** DESCRIPTION OF THE TASK **
Please copy out only the rows from the line that contains "List every element" through the line that contains "- watermark-atlas: atlas: [718, 424, 879, 509]", both included, with every bounding-box coordinate in the answers multiplied by 0.7 and rounded to a whole number, halves up. Keep the requests unchanged, numbers included, and leave out the picture.

** STORED ROWS **
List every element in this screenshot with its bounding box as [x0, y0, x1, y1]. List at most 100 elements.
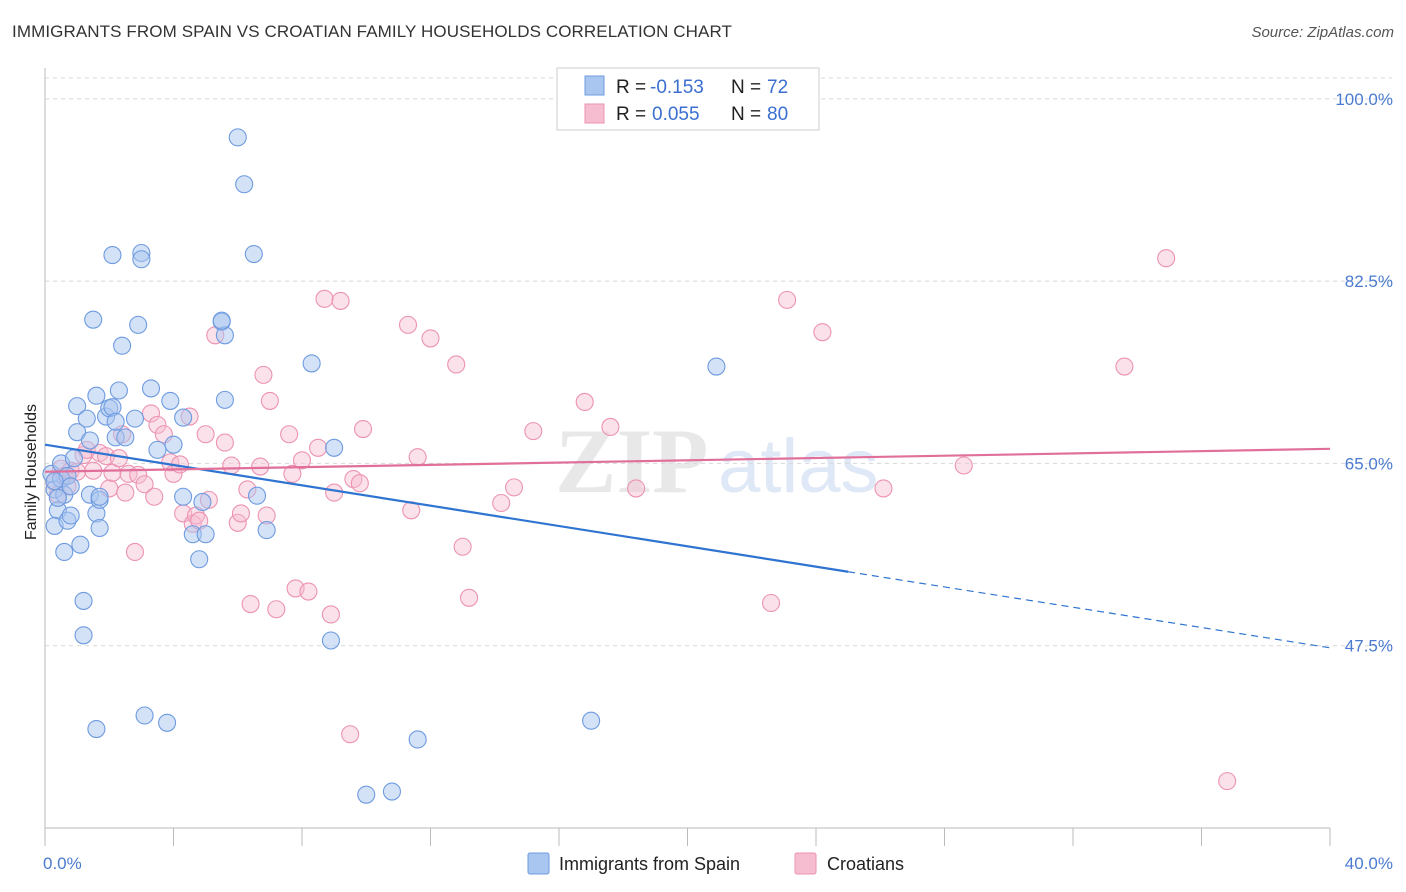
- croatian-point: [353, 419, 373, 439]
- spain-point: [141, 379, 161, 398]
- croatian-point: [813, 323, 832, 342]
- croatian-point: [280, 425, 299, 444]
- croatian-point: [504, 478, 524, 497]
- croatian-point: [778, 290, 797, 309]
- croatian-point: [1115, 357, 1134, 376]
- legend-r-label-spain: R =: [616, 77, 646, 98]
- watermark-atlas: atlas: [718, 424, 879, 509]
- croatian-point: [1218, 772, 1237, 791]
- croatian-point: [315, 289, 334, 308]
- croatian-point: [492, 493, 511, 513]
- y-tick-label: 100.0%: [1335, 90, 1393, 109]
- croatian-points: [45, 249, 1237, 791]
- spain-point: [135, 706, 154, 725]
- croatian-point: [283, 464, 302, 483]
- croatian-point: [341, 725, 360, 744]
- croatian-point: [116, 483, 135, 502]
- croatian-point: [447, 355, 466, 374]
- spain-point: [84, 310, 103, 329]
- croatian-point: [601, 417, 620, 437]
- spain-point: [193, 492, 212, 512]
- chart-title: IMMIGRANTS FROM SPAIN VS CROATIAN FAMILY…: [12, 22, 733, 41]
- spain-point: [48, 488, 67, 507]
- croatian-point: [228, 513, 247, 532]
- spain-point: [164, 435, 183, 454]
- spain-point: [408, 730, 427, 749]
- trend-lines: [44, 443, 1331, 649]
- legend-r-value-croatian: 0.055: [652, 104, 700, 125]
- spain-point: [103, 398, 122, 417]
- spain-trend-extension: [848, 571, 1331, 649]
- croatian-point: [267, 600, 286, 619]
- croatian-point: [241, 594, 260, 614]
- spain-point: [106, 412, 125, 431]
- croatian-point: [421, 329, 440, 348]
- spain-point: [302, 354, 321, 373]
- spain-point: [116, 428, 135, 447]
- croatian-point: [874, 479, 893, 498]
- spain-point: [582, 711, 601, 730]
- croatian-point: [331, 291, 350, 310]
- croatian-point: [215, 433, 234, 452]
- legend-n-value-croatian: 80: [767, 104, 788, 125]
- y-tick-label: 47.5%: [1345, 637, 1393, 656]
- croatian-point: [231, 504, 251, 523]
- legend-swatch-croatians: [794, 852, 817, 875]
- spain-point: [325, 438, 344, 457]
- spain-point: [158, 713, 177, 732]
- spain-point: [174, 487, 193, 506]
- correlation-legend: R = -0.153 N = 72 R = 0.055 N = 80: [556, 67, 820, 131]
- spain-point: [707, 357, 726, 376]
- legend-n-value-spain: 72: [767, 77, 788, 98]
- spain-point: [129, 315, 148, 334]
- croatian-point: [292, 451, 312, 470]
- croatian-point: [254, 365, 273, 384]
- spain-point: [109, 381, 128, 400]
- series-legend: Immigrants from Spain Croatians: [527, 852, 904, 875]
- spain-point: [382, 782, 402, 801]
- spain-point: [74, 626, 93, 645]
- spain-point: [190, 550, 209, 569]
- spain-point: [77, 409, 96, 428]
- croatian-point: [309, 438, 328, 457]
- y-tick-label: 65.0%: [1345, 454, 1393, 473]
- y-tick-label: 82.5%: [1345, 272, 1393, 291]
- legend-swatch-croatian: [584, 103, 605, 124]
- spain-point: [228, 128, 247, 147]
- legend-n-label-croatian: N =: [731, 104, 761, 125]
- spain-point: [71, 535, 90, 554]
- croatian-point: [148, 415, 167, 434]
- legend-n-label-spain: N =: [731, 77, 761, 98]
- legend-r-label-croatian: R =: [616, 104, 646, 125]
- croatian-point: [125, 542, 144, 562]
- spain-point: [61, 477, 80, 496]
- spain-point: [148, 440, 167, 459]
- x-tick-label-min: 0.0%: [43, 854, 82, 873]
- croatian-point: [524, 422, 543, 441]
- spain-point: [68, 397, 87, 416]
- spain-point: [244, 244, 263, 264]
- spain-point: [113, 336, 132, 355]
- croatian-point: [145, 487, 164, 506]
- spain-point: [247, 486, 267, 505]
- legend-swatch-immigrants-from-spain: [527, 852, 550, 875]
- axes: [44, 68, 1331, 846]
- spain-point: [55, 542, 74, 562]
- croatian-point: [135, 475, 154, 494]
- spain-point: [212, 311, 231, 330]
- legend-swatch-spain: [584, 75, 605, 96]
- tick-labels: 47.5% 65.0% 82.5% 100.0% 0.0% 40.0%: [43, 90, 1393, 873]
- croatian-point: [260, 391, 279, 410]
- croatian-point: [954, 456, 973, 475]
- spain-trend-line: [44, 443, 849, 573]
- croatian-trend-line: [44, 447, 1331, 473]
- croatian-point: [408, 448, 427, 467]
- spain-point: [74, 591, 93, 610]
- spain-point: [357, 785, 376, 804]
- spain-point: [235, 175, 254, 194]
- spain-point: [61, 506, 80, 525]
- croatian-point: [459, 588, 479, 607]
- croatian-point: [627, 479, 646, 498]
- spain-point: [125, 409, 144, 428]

--

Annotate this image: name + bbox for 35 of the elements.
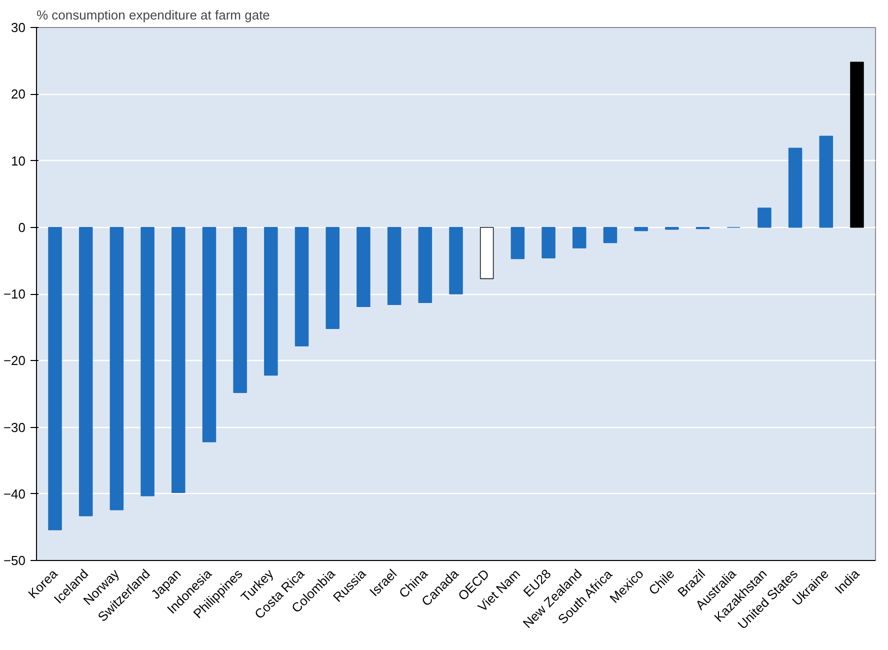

** WRITTEN REPLY **
List every element in this screenshot with its bounding box as [x0, y0, x1, y1]. List at most 100 elements.
- croatian-point: [247, 293, 261, 307]
- spain-point: [99, 265, 113, 279]
- croatian-point: [569, 226, 582, 239]
- croatian-point: [196, 298, 209, 311]
- croatian-point: [353, 335, 367, 348]
- croatian-point: [545, 203, 558, 216]
- croatian-point: [781, 250, 794, 263]
- legend-r-label-spain: R =: [431, 54, 452, 69]
- watermark-atlas: atlas: [503, 297, 615, 356]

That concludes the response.